# THE TASK
Extract every line of the material that holds the string "JSON".

━━━ PROVIDED DATA ━━━

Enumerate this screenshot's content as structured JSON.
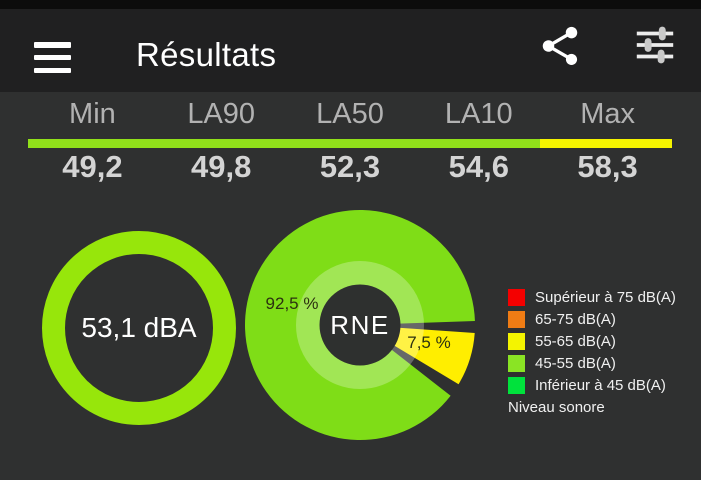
{
  "header": {
    "title": "Résultats",
    "menu_icon": "hamburger-menu",
    "share_icon": "share",
    "settings_icon": "sliders"
  },
  "stats": {
    "columns": [
      {
        "label": "Min",
        "value": "49,2"
      },
      {
        "label": "LA90",
        "value": "49,8"
      },
      {
        "label": "LA50",
        "value": "52,3"
      },
      {
        "label": "LA10",
        "value": "54,6"
      },
      {
        "label": "Max",
        "value": "58,3"
      }
    ],
    "bar": {
      "green_color": "#91e01a",
      "yellow_color": "#f6f400",
      "green_width": "79.5%"
    }
  },
  "gauge": {
    "value": "53,1 dBA",
    "ring_color": "#97e60b"
  },
  "pie": {
    "center_label": "RNE",
    "label_color": "#2c3110",
    "slices": [
      {
        "range": "45-55 dB(A)",
        "percent_label": "92,5 %",
        "value": 92.5,
        "color": "#7fdd17"
      },
      {
        "range": "55-65 dB(A)",
        "percent_label": "7,5 %",
        "value": 7.5,
        "color": "#ffee00"
      }
    ]
  },
  "legend": {
    "items": [
      {
        "label": "Supérieur à 75 dB(A)",
        "color": "#f40000"
      },
      {
        "label": "65-75 dB(A)",
        "color": "#f07c14"
      },
      {
        "label": "55-65 dB(A)",
        "color": "#f4f400"
      },
      {
        "label": "45-55 dB(A)",
        "color": "#8ae424"
      },
      {
        "label": "Inférieur à 45 dB(A)",
        "color": "#00e23c"
      }
    ],
    "footer": "Niveau sonore"
  },
  "chart_data": [
    {
      "type": "table",
      "categories": [
        "Min",
        "LA90",
        "LA50",
        "LA10",
        "Max"
      ],
      "values": [
        49.2,
        49.8,
        52.3,
        54.6,
        58.3
      ]
    },
    {
      "type": "pie",
      "title": "RNE",
      "labels": [
        "45-55 dB(A)",
        "55-65 dB(A)"
      ],
      "values": [
        92.5,
        7.5
      ],
      "legend_position": "right"
    },
    {
      "type": "gauge",
      "value": 53.1,
      "tick_labels": [
        "53,1 dBA"
      ]
    }
  ]
}
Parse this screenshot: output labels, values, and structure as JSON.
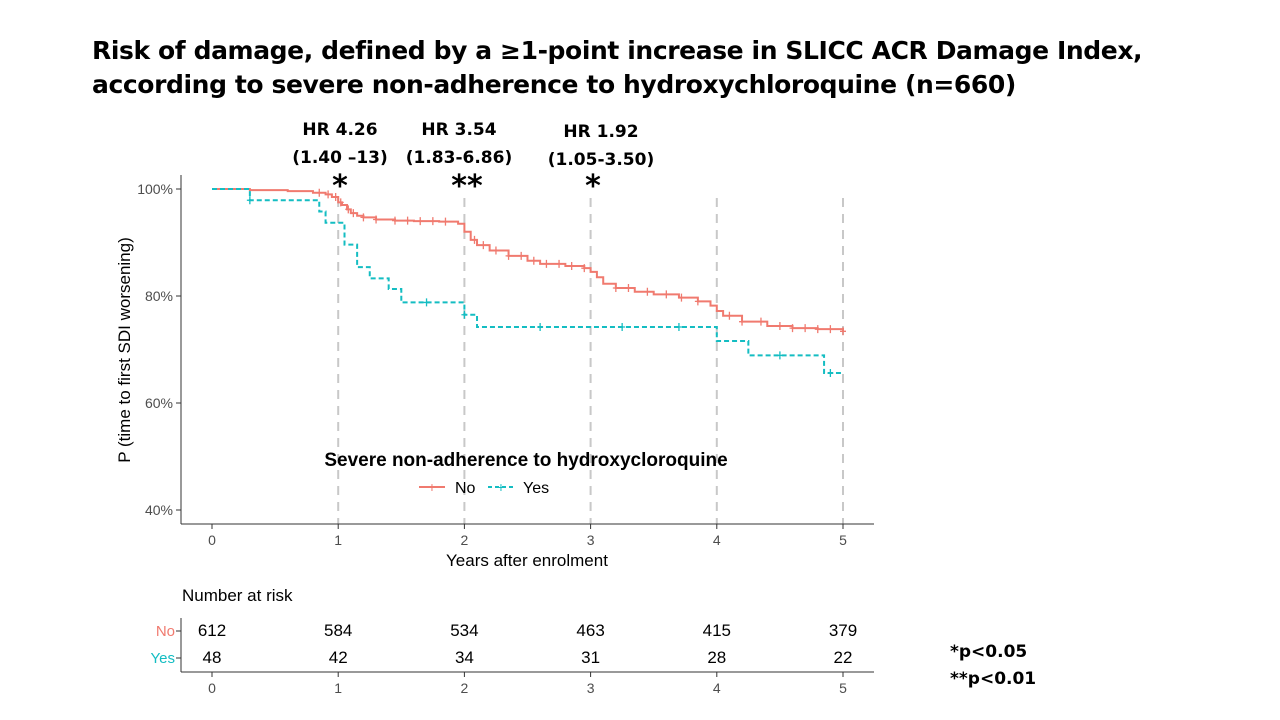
{
  "slide": {
    "title_line1": "Risk of damage, defined by a ≥1-point increase in SLICC ACR Damage Index,",
    "title_line2": "according to severe non-adherence to hydroxychloroquine (n=660)"
  },
  "hazard_ratios": [
    {
      "time": 1,
      "hr": "HR 4.26",
      "ci": "(1.40 –13)",
      "stars": "*"
    },
    {
      "time": 2,
      "hr": "HR 3.54",
      "ci": "(1.83-6.86)",
      "stars": "**"
    },
    {
      "time": 3,
      "hr": "HR 1.92",
      "ci": "(1.05-3.50)",
      "stars": "*"
    }
  ],
  "footnotes": {
    "p05": "*p<0.05",
    "p01": "**p<0.01"
  },
  "colors": {
    "no": "#F07A6F",
    "yes": "#14BDC2",
    "reference_line": "#c8c8c8",
    "axis": "#333333"
  },
  "chart_data": {
    "type": "line",
    "subtype": "kaplan-meier",
    "xlabel": "Years after enrolment",
    "ylabel": "P (time to first SDI worsening)",
    "xlim": [
      0,
      5
    ],
    "ylim": [
      0.4,
      1.0
    ],
    "x_ticks": [
      "0",
      "1",
      "2",
      "3",
      "4",
      "5"
    ],
    "y_ticks": [
      "40%",
      "60%",
      "80%",
      "100%"
    ],
    "reference_lines_x": [
      1,
      2,
      3,
      4,
      5
    ],
    "grid": false,
    "legend": {
      "title": "Severe non-adherence to hydroxycloroquine",
      "placement": "bottom-center inside plot",
      "entries": [
        "No",
        "Yes"
      ]
    },
    "series": [
      {
        "name": "No",
        "line_style": "solid",
        "x": [
          0,
          0.3,
          0.6,
          0.8,
          0.9,
          0.95,
          1.0,
          1.03,
          1.07,
          1.1,
          1.15,
          1.2,
          1.3,
          1.45,
          1.6,
          1.8,
          1.95,
          2.0,
          2.05,
          2.1,
          2.2,
          2.35,
          2.5,
          2.6,
          2.8,
          2.95,
          3.0,
          3.05,
          3.1,
          3.2,
          3.35,
          3.5,
          3.7,
          3.85,
          3.95,
          4.0,
          4.05,
          4.2,
          4.4,
          4.6,
          4.8,
          5.0
        ],
        "y": [
          1.0,
          0.998,
          0.996,
          0.993,
          0.99,
          0.985,
          0.975,
          0.97,
          0.962,
          0.955,
          0.95,
          0.947,
          0.943,
          0.941,
          0.94,
          0.939,
          0.935,
          0.92,
          0.905,
          0.895,
          0.885,
          0.875,
          0.866,
          0.86,
          0.856,
          0.852,
          0.845,
          0.835,
          0.823,
          0.815,
          0.808,
          0.803,
          0.797,
          0.79,
          0.782,
          0.772,
          0.763,
          0.752,
          0.744,
          0.74,
          0.738,
          0.734
        ],
        "censor_x": [
          0.85,
          0.92,
          0.98,
          1.02,
          1.08,
          1.12,
          1.2,
          1.3,
          1.45,
          1.55,
          1.65,
          1.75,
          1.85,
          2.08,
          2.15,
          2.25,
          2.35,
          2.45,
          2.55,
          2.65,
          2.75,
          2.85,
          2.95,
          3.2,
          3.3,
          3.45,
          3.6,
          3.72,
          3.85,
          4.1,
          4.2,
          4.35,
          4.5,
          4.6,
          4.7,
          4.8,
          4.9,
          5.0
        ]
      },
      {
        "name": "Yes",
        "line_style": "dashed",
        "x": [
          0,
          0.3,
          0.85,
          0.9,
          1.05,
          1.15,
          1.25,
          1.4,
          1.5,
          2.0,
          2.1,
          2.5,
          3.0,
          3.5,
          4.0,
          4.25,
          4.5,
          4.85,
          5.0
        ],
        "y": [
          1.0,
          0.979,
          0.958,
          0.937,
          0.896,
          0.854,
          0.833,
          0.813,
          0.788,
          0.765,
          0.742,
          0.742,
          0.742,
          0.742,
          0.716,
          0.689,
          0.689,
          0.656,
          0.656
        ],
        "censor_x": [
          0.3,
          1.7,
          2.0,
          2.6,
          3.25,
          3.7,
          4.5,
          4.9
        ]
      }
    ],
    "risk_table": {
      "title": "Number at risk",
      "times": [
        "0",
        "1",
        "2",
        "3",
        "4",
        "5"
      ],
      "rows": [
        {
          "label": "No",
          "values": [
            "612",
            "584",
            "534",
            "463",
            "415",
            "379"
          ]
        },
        {
          "label": "Yes",
          "values": [
            "48",
            "42",
            "34",
            "31",
            "28",
            "22"
          ]
        }
      ]
    }
  }
}
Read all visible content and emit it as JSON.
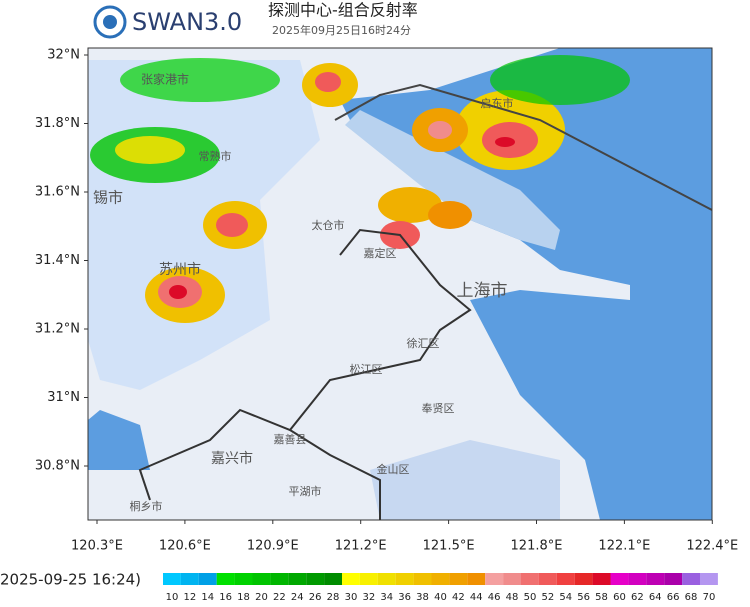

━━━

# TASK RESPONSE
Enumerate this screenshot's content as structured JSON.
Parse this screenshot: output labels, values, and structure as JSON.
Read all visible content and emit it as JSON.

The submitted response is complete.